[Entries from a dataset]
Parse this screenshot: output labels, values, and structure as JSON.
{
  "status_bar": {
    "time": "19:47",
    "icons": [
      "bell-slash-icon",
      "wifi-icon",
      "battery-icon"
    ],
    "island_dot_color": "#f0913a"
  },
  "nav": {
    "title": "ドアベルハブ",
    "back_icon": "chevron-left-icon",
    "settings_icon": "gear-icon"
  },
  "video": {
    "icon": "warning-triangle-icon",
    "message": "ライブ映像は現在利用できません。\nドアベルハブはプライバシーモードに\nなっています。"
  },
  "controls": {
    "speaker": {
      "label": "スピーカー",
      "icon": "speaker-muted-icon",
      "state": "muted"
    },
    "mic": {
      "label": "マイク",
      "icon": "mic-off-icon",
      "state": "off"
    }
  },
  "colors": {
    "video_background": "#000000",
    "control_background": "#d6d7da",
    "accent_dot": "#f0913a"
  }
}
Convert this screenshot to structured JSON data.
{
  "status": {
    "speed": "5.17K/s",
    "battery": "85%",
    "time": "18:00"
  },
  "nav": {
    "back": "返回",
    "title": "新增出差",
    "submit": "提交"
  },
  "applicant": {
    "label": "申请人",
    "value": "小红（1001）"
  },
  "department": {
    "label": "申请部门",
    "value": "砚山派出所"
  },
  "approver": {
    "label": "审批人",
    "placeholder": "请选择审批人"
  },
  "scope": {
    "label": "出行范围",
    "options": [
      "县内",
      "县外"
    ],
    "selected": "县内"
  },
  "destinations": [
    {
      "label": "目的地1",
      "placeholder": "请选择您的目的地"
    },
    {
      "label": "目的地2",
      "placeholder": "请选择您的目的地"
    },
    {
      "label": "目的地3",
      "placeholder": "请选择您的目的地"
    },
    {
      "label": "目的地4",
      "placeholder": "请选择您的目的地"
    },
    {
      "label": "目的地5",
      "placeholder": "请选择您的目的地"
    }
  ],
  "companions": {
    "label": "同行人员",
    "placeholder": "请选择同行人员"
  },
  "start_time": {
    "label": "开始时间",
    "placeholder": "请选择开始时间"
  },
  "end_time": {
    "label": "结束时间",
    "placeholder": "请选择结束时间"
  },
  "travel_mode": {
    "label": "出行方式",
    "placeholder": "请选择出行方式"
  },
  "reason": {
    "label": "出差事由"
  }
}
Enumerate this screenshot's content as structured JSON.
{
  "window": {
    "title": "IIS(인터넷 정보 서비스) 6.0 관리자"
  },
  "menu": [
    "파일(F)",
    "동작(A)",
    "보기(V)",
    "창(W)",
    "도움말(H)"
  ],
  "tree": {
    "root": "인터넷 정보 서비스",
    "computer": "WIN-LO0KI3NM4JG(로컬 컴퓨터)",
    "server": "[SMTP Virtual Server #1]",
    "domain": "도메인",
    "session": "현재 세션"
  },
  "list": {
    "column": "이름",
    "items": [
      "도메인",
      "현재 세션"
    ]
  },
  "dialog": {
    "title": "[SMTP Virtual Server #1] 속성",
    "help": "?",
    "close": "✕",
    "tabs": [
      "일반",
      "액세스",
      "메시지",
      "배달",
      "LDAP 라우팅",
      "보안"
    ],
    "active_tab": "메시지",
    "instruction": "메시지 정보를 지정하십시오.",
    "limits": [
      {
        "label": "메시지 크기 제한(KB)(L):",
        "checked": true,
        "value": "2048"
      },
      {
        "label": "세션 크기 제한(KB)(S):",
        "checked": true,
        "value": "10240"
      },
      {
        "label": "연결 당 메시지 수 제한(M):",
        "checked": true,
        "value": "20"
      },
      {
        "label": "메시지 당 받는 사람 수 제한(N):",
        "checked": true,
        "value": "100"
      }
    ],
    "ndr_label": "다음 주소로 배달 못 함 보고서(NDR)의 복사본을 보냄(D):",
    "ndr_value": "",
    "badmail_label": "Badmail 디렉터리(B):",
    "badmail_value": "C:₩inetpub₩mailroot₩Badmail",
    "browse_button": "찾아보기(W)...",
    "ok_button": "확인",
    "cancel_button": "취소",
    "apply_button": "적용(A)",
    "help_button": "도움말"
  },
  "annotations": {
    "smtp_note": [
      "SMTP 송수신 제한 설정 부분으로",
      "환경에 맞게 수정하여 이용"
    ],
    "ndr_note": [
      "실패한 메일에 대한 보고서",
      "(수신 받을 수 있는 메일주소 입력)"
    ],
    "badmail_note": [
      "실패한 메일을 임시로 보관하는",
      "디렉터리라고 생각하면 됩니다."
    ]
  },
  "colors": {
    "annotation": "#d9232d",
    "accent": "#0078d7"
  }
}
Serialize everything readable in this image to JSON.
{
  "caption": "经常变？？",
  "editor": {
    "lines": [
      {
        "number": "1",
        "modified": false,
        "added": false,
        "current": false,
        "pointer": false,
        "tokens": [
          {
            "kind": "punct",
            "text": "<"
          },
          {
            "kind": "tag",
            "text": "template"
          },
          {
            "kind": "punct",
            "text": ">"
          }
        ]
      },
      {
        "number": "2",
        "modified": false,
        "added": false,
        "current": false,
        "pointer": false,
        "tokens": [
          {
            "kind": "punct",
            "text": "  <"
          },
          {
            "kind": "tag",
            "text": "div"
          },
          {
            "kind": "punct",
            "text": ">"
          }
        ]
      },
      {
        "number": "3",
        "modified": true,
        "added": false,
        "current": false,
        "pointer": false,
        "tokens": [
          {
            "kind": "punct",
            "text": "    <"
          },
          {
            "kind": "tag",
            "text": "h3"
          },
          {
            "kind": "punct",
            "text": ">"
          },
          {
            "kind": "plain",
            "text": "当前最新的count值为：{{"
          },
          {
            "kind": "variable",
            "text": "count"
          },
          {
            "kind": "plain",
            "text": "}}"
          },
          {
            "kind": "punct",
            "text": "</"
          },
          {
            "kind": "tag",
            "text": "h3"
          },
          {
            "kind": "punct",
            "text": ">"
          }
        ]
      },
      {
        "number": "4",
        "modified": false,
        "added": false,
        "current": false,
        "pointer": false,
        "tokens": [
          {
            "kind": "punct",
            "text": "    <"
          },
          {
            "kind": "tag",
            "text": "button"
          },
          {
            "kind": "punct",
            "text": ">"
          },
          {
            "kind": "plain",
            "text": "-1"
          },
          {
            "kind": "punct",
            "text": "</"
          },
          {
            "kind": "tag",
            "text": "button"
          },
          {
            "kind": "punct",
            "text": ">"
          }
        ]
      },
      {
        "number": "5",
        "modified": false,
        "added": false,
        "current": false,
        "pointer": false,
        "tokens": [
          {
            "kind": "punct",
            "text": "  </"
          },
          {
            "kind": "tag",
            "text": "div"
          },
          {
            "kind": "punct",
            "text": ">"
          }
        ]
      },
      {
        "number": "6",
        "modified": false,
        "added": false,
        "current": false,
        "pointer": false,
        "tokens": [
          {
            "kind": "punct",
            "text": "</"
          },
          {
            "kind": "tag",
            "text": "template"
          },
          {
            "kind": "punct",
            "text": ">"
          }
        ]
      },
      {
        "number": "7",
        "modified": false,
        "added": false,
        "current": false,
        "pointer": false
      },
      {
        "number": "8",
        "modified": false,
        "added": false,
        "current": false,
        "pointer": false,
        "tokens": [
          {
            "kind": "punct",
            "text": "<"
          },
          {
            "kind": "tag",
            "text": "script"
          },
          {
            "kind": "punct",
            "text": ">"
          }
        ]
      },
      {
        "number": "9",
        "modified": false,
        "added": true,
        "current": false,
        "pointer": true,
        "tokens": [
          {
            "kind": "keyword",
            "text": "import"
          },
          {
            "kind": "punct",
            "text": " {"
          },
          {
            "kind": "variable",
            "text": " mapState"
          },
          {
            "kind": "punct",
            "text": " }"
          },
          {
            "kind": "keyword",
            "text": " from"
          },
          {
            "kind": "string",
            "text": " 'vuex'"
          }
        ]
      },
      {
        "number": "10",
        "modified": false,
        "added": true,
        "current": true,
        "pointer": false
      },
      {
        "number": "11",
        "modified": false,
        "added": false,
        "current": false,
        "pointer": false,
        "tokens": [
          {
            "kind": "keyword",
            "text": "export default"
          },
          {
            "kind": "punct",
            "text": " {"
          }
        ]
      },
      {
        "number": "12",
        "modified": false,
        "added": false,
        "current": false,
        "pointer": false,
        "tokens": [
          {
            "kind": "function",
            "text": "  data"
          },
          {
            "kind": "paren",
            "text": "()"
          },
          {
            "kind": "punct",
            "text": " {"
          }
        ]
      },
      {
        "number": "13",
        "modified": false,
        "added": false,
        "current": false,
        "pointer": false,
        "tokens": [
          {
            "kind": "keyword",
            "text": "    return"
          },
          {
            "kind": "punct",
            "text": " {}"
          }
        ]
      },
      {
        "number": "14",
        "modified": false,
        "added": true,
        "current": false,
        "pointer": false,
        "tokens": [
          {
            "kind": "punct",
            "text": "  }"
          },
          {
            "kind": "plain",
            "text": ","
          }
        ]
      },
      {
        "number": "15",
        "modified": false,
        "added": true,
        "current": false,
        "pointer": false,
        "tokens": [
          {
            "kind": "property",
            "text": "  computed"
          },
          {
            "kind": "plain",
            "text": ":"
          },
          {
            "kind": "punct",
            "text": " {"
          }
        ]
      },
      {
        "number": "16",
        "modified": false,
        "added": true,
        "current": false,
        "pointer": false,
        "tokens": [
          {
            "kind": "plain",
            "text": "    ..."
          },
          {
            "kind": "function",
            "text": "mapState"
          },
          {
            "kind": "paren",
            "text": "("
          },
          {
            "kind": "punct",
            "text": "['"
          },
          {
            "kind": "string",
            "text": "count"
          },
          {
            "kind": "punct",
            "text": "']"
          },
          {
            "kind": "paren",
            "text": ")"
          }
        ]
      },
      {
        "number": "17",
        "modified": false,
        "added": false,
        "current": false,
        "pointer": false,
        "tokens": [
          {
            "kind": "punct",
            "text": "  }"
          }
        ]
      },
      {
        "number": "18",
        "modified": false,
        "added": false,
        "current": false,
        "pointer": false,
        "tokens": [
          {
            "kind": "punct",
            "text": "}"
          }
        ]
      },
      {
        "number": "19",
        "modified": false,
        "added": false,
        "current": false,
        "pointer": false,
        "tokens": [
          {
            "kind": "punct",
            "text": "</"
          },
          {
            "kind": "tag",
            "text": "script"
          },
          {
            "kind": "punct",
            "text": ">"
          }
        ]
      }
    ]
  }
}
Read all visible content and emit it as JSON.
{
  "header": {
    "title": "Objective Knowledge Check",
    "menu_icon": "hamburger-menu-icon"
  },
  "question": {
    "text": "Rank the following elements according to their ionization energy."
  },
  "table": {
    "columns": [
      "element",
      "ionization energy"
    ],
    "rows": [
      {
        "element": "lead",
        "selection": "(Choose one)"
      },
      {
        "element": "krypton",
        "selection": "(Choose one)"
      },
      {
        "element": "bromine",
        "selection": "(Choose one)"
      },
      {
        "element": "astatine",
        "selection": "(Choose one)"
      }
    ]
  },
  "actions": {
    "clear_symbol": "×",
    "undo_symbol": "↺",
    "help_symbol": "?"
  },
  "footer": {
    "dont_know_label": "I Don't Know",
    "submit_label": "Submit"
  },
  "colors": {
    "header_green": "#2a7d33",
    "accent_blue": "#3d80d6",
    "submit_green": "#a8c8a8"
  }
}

Exercise prompt -
Work out how many lines of the data above contain the string "energy" and give the number alone.

Task solution -
2